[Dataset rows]
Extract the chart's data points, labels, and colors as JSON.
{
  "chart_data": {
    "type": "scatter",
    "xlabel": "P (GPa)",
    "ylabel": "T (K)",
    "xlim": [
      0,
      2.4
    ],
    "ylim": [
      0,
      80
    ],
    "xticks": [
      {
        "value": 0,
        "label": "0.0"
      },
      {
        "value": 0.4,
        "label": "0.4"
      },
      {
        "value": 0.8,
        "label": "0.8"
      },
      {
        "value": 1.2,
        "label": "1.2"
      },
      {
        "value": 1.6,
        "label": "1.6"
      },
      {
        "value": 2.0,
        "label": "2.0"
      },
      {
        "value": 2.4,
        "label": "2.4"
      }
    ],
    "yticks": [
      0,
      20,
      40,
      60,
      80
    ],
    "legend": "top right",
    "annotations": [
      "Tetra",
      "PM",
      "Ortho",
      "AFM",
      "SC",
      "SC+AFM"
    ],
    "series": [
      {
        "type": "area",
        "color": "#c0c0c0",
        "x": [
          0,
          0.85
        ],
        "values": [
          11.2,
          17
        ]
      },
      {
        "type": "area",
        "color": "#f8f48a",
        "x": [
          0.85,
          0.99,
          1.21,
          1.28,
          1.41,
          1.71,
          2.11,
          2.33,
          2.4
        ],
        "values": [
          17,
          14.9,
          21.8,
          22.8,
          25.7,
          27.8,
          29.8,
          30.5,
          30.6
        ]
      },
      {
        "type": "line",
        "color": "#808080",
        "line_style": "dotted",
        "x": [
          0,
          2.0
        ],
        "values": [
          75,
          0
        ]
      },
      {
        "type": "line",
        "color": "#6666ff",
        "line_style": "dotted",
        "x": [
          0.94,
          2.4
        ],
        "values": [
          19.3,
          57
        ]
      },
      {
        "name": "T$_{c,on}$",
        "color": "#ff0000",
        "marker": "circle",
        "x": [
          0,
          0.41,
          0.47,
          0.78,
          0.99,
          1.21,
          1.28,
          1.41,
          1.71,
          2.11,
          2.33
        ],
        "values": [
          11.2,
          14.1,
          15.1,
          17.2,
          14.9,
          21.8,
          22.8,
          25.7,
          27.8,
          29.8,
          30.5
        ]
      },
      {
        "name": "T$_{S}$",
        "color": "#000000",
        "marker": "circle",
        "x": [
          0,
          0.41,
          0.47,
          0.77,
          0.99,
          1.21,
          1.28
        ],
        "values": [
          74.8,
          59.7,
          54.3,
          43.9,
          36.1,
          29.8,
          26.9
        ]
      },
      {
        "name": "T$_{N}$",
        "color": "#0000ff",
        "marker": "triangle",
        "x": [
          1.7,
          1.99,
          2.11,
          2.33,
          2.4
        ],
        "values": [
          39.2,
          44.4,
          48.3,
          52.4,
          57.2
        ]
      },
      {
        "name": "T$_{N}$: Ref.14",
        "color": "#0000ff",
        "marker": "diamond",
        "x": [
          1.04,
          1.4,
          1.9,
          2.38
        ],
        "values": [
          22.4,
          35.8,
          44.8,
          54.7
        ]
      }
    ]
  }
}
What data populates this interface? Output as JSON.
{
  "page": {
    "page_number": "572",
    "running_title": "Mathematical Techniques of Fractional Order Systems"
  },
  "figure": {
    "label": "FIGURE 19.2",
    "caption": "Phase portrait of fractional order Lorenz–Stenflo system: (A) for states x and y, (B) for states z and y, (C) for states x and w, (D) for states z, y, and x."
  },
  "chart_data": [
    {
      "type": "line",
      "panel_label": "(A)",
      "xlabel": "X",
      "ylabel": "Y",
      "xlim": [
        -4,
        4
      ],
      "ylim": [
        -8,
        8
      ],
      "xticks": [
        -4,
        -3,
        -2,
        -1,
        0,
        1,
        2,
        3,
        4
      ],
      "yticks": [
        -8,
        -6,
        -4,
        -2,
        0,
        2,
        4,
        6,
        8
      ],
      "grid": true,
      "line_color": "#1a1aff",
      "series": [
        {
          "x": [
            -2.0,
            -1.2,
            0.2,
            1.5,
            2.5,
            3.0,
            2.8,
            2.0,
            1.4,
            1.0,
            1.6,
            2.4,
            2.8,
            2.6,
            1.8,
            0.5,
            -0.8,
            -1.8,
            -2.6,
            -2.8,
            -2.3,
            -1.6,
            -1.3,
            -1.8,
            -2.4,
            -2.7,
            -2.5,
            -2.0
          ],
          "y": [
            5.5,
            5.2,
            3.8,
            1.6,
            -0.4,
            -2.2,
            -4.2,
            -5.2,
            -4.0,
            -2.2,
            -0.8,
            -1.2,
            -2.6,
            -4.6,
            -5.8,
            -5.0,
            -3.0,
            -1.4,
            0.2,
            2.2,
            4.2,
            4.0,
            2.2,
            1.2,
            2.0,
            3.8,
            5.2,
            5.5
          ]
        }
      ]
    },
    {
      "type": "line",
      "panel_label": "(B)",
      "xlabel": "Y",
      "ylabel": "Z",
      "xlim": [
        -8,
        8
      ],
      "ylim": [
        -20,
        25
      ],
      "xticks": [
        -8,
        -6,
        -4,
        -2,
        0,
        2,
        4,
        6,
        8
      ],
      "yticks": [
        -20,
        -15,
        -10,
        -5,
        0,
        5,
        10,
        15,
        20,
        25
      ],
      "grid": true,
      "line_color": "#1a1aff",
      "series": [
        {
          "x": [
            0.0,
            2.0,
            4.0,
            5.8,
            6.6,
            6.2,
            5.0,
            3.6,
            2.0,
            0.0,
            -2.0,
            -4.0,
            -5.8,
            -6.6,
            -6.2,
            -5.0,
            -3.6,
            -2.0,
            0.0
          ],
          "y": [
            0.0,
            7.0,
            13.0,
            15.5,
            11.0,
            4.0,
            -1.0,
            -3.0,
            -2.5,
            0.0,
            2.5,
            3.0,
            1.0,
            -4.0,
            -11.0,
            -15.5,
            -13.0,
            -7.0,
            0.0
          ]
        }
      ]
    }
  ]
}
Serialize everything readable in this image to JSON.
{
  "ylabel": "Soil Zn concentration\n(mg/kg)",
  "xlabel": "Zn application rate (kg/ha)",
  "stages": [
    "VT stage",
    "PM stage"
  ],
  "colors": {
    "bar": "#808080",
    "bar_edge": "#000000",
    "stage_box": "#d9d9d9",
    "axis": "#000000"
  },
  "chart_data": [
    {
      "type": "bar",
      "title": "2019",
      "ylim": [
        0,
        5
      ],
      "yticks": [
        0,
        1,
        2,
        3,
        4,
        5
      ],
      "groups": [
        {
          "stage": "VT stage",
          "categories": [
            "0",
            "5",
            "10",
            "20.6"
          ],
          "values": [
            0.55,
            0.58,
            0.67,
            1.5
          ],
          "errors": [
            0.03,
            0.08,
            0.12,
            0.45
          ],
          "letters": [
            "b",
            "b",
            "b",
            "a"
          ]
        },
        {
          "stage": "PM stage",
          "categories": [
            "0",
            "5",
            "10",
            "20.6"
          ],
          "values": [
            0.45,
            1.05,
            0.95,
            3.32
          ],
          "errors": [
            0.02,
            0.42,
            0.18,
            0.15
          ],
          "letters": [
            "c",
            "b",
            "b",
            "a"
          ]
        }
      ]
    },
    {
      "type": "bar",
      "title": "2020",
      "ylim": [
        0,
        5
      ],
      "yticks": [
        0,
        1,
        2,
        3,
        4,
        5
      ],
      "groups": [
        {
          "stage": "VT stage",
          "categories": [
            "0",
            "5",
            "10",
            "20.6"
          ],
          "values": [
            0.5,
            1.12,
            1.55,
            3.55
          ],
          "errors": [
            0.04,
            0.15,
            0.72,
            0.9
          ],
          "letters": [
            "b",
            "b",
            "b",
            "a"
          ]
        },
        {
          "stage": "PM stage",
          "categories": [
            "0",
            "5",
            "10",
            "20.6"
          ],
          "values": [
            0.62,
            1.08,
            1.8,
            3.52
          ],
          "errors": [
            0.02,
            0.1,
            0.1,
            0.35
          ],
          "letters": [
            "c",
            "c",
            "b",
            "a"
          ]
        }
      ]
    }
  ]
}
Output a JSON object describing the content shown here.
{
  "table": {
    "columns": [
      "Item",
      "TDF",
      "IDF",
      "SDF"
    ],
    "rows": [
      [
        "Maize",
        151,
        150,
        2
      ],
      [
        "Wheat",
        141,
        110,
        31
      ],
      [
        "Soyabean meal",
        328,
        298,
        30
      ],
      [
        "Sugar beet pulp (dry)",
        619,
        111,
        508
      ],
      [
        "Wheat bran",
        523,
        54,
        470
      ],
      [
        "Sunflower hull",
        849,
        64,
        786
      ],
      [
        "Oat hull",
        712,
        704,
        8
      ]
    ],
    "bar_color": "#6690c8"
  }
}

Task to complete
Locate the word "this" in the entries, and copy every line where it is found.

Exercise response
What data populates this interface? Output as JSON.
Serialize everything readable in this image to JSON.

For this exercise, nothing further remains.